Search the listing below for the word "this" and copy each line that holds it.

### SOURCE MATERIAL
↓

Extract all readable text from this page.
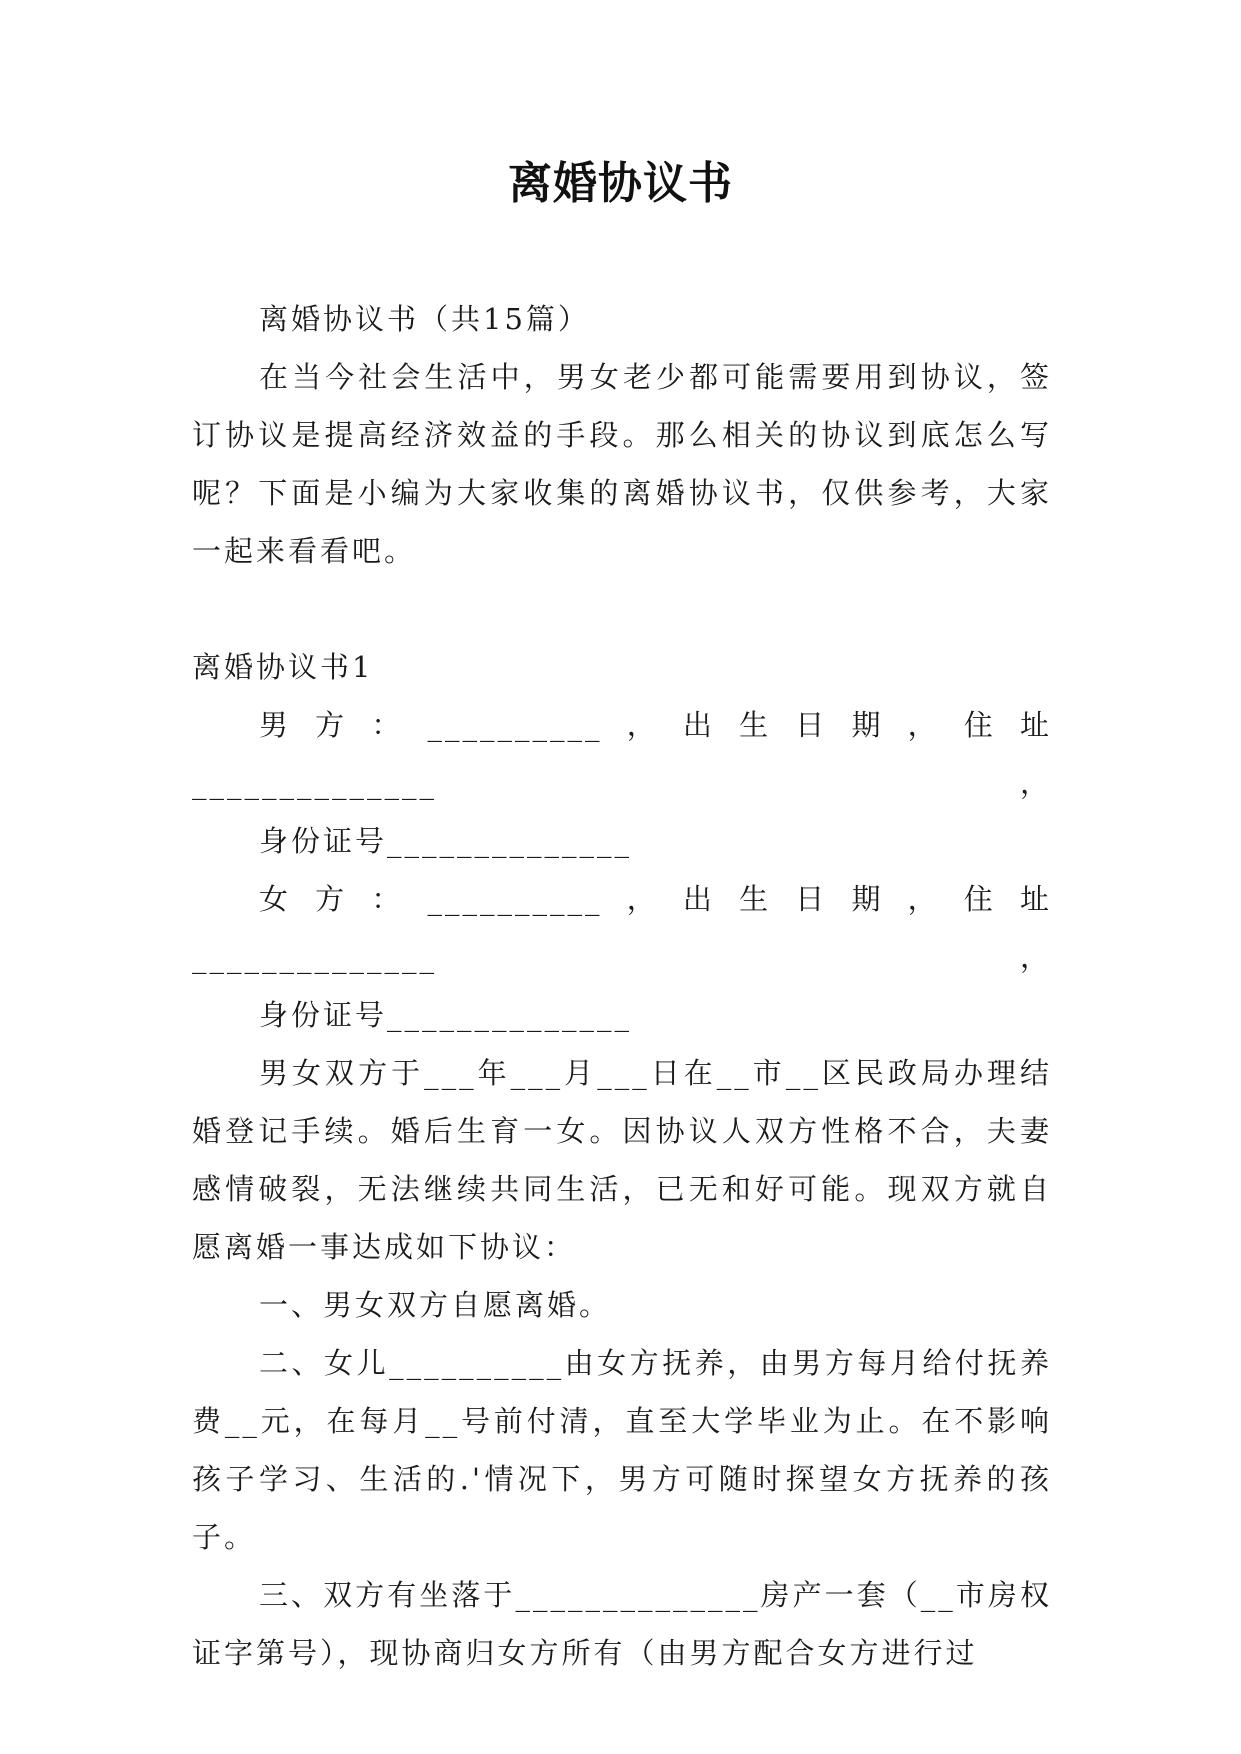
离婚协议书

离婚协议书（共15篇）

在当今社会生活中，男女老少都可能需要用到协议，签订协议是提高经济效益的手段。那么相关的协议到底怎么写呢？下面是小编为大家收集的离婚协议书，仅供参考，大家一起来看看吧。

离婚协议书1

男方：__________，出生日期，住址______________，

身份证号______________

女方：__________，出生日期，住址______________，

身份证号______________

男女双方于___年___月___日在__市__区民政局办理结婚登记手续。婚后生育一女。因协议人双方性格不合，夫妻感情破裂，无法继续共同生活，已无和好可能。现双方就自愿离婚一事达成如下协议：

一、男女双方自愿离婚。

二、女儿__________由女方抚养，由男方每月给付抚养费__元，在每月__号前付清，直至大学毕业为止。在不影响孩子学习、生活的.'情况下，男方可随时探望女方抚养的孩子。

三、双方有坐落于______________房产一套（__市房权证字第号），现协商归女方所有（由男方配合女方进行过
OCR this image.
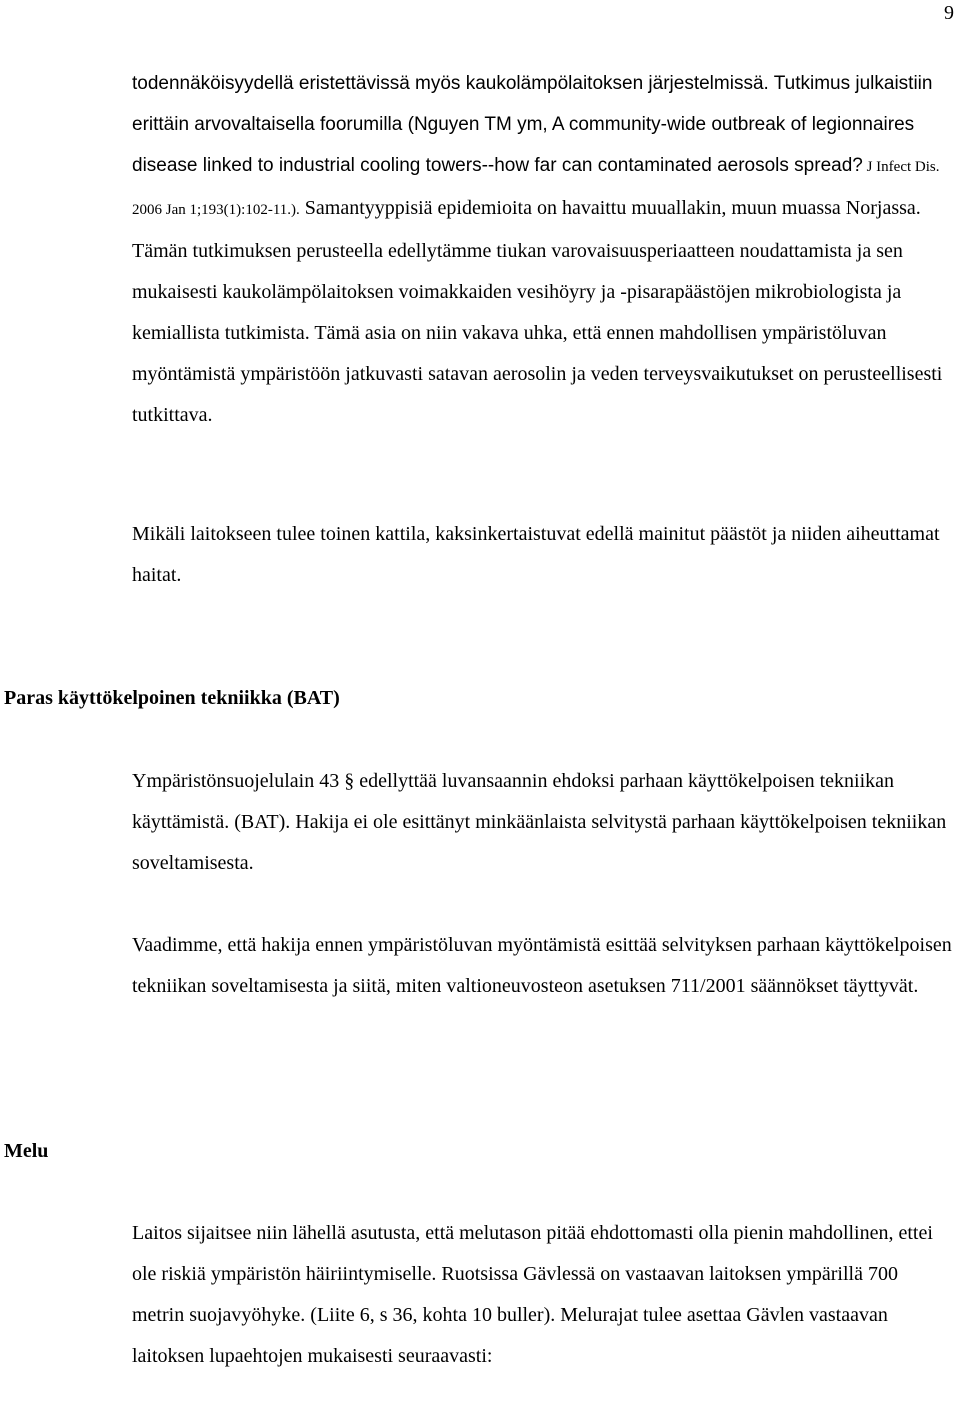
9

todennäköisyydellä eristettävissä myös kaukolämpölaitoksen järjestelmissä. Tutkimus julkaistiin erittäin arvovaltaisella foorumilla (Nguyen TM ym, A community-wide outbreak of legionnaires disease linked to industrial cooling towers--how far can contaminated aerosols spread? J Infect Dis. 2006 Jan 1;193(1):102-11.). Samantyyppisiä epidemioita on havaittu muuallakin, muun muassa Norjassa. Tämän tutkimuksen perusteella edellytämme tiukan varovaisuusperiaatteen noudattamista ja sen mukaisesti kaukolämpölaitoksen voimakkaiden vesihöyry ja -pisarapäästöjen mikrobiologista ja kemiallista tutkimista. Tämä asia on niin vakava uhka, että ennen mahdollisen ympäristöluvan myöntämistä ympäristöön jatkuvasti satavan aerosolin ja veden terveysvaikutukset on perusteellisesti tutkittava.

Mikäli laitokseen tulee toinen kattila, kaksinkertaistuvat edellä mainitut päästöt ja niiden aiheuttamat haitat.

Paras käyttökelpoinen tekniikka (BAT)

Ympäristönsuojelulain 43 § edellyttää luvansaannin ehdoksi parhaan käyttökelpoisen tekniikan käyttämistä. (BAT). Hakija ei ole esittänyt minkäänlaista selvitystä parhaan käyttökelpoisen tekniikan soveltamisesta.

Vaadimme, että hakija ennen ympäristöluvan myöntämistä esittää selvityksen parhaan käyttökelpoisen tekniikan soveltamisesta ja siitä, miten valtioneuvosteon asetuksen 711/2001 säännökset täyttyvät.

Melu

Laitos sijaitsee niin lähellä asutusta, että melutason pitää ehdottomasti olla pienin mahdollinen, ettei ole riskiä ympäristön häiriintymiselle. Ruotsissa Gävlessä on vastaavan laitoksen ympärillä 700 metrin suojavyöhyke. (Liite 6, s 36, kohta 10 buller). Melurajat tulee asettaa Gävlen vastaavan laitoksen lupaehtojen mukaisesti seuraavasti:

↑

### FULL OUTPUT
Extract all readable text from this page.
OCR this image.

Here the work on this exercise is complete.